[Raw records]
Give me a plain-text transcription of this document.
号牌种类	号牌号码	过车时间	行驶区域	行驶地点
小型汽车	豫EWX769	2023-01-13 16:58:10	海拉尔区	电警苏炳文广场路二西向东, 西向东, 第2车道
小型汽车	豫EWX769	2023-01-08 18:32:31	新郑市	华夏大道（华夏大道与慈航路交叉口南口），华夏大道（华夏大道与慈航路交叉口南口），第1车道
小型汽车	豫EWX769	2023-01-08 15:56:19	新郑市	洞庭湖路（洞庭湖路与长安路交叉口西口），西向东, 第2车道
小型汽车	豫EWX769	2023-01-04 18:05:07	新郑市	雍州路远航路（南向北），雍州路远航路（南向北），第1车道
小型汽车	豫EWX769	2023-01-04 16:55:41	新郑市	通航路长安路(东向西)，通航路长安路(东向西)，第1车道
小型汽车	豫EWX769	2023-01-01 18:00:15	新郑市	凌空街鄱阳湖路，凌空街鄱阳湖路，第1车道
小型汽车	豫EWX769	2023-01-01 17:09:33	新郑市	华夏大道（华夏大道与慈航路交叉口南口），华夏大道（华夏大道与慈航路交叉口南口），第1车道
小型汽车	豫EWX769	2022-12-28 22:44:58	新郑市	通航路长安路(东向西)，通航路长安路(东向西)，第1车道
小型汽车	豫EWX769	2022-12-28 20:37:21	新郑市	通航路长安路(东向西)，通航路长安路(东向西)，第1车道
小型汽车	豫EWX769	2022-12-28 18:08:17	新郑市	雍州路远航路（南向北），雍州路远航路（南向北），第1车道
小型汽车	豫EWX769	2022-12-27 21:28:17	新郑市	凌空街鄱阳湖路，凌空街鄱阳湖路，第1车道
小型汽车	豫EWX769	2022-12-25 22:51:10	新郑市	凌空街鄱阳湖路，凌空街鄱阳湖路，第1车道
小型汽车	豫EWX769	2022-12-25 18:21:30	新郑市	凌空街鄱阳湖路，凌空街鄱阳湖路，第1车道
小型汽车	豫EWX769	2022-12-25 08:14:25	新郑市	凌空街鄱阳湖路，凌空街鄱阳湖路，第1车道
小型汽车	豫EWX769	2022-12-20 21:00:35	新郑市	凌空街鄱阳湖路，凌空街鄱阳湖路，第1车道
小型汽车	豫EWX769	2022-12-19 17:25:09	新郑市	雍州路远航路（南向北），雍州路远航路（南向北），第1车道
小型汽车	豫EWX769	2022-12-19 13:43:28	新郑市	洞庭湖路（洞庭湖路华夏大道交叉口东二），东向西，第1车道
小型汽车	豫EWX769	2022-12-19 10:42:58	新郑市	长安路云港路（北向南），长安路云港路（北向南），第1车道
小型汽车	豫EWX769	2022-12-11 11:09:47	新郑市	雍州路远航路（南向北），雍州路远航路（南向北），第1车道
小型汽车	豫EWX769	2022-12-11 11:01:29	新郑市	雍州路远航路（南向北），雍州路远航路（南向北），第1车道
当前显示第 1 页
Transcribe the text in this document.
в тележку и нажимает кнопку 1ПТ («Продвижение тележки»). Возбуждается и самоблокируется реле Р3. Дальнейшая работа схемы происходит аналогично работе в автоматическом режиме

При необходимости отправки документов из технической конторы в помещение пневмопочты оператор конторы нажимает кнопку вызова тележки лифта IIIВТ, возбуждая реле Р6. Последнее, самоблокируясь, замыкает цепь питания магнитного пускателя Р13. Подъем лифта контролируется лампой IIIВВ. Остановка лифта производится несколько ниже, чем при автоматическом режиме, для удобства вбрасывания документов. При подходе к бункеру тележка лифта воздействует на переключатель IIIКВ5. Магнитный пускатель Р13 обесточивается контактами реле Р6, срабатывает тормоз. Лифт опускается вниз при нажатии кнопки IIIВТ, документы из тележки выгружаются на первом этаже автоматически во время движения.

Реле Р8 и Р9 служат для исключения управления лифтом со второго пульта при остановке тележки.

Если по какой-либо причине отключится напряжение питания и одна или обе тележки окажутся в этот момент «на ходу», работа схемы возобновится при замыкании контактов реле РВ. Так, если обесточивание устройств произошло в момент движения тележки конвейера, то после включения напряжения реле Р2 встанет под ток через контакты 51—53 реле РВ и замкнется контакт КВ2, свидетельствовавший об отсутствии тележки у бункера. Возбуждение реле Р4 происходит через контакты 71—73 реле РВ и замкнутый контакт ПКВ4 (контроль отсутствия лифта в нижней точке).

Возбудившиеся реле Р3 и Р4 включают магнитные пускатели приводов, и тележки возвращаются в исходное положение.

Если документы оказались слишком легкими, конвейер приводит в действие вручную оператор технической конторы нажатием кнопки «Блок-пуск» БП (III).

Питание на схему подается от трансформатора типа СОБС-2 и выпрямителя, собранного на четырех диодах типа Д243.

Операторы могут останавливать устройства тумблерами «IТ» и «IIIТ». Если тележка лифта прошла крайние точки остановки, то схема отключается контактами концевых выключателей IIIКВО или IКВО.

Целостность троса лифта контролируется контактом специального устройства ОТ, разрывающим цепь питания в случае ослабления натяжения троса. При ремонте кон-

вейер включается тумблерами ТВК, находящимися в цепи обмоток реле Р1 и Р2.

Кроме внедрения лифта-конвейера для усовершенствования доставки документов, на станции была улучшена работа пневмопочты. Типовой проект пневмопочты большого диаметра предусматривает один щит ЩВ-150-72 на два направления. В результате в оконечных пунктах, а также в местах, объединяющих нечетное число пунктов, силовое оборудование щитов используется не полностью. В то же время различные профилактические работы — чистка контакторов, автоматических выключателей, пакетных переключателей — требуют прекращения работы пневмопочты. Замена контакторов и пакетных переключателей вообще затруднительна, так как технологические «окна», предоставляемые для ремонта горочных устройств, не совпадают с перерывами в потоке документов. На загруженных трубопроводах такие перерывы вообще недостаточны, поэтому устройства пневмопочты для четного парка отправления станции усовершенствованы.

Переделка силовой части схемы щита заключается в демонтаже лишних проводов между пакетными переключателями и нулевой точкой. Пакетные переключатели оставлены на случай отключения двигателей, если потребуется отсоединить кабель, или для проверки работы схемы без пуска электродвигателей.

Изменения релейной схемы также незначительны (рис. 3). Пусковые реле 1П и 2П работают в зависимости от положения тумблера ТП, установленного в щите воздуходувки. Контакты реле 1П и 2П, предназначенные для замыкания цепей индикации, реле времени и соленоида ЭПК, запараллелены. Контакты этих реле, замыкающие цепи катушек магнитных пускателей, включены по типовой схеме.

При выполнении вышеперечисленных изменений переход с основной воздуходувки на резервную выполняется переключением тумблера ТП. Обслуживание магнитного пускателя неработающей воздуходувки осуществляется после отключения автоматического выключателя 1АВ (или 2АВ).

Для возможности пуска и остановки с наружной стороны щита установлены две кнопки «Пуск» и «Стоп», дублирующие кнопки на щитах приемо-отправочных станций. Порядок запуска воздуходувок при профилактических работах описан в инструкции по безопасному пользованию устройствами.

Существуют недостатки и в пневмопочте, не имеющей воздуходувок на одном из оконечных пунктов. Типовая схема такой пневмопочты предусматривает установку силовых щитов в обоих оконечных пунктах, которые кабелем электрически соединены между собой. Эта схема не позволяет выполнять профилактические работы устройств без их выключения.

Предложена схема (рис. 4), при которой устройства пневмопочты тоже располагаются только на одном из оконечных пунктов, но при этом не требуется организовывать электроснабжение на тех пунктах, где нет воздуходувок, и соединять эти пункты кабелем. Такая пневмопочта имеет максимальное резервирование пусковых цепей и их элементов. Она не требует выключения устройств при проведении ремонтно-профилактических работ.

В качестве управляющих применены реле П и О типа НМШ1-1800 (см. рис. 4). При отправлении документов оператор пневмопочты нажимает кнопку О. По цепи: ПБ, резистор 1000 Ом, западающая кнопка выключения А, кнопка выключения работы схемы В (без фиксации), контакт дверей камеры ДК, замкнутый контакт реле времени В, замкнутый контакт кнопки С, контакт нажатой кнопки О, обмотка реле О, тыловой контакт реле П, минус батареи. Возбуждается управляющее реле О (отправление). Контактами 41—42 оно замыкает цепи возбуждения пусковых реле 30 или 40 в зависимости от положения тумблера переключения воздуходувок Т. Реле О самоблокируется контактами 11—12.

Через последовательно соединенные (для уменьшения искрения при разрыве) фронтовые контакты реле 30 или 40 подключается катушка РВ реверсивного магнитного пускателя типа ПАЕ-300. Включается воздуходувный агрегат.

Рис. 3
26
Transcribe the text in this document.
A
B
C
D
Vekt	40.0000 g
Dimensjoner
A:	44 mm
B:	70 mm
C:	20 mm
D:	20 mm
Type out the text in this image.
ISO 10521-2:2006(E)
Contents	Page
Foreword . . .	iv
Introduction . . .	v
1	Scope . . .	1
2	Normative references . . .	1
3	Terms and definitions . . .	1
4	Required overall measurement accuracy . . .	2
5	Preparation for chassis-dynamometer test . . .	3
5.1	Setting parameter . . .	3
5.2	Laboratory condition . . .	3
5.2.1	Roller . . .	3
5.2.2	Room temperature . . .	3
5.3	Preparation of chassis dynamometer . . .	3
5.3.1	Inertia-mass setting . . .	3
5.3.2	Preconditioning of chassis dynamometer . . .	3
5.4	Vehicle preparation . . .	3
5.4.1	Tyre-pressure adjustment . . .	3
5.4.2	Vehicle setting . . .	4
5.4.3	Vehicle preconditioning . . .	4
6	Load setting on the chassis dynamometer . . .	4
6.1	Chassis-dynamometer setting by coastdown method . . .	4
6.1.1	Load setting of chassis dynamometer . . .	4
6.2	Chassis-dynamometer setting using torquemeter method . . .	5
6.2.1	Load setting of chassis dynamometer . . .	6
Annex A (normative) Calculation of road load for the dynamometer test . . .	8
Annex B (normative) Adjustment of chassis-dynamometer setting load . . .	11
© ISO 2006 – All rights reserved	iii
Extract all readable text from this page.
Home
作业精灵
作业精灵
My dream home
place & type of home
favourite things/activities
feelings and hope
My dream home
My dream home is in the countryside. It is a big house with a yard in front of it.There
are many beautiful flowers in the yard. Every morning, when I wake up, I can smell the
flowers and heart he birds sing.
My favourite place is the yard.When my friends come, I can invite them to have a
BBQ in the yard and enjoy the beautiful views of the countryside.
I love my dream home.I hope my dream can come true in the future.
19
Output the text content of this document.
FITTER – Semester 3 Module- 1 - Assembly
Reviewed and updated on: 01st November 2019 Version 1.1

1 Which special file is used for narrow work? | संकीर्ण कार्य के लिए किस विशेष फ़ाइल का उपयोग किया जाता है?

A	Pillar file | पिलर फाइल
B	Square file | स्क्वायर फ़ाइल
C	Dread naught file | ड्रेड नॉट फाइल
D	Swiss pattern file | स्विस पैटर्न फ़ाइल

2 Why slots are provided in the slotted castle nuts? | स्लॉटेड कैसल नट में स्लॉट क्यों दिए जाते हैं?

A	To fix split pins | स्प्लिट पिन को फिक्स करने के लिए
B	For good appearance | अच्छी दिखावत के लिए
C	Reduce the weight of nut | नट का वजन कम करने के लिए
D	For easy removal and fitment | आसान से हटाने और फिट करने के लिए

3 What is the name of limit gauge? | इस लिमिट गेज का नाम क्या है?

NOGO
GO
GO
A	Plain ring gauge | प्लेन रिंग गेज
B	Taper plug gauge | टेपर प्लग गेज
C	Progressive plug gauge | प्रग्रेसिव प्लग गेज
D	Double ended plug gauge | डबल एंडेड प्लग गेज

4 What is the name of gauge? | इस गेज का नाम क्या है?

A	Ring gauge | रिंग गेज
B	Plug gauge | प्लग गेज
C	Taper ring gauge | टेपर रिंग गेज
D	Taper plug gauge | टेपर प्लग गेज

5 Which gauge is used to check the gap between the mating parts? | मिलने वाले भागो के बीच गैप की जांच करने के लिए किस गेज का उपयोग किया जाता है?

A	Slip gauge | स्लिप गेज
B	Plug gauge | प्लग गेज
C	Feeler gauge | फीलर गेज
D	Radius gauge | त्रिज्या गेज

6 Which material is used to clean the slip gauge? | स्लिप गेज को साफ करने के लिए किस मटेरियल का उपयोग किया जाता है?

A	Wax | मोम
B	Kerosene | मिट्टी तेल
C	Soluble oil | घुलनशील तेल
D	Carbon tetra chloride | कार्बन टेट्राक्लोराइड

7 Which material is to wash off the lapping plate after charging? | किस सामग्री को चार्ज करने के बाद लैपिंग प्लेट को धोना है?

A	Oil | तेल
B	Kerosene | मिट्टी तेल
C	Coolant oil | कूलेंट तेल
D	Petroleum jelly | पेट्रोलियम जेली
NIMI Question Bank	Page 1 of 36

_Exercise details_
Filter the records above for lines containing the word "зависимости", and copy those lines.

_Solution for this exercise_
Изменения релейной схемы также незначительны (рис. 3). Пусковые реле 1П и 2П работают в зависимости от положения тумблера ТП, установленного в щите воздуходувки. Контакты реле 1П и 2П, предназначенные для замыкания цепей индикации, реле времени и соленоида ЭПК, запараллелены. Контакты этих реле, замыкающие цепи катушек магнитных пускателей, включены по типовой схеме.
В качестве управляющих применены реле П и О типа НМШ1-1800 (см. рис. 4). При отправлении документов оператор пневмопочты нажимает кнопку О. По цепи: ПБ, резистор 1000 Ом, западающая кнопка выключения А, кнопка выключения работы схемы В (без фиксации), контакт дверей камеры ДК, замкнутый контакт реле времени В, замкнутый контакт кнопки С, контакт нажатой кнопки О, обмотка реле О, тыловой контакт реле П, минус батареи. Возбуждается управляющее реле О (отправление). Контактами 41—42 оно замыкает цепи возбуждения пусковых реле 30 или 40 в зависимости от положения тумблера переключения воздуходувок Т. Реле О самоблокируется контактами 11—12.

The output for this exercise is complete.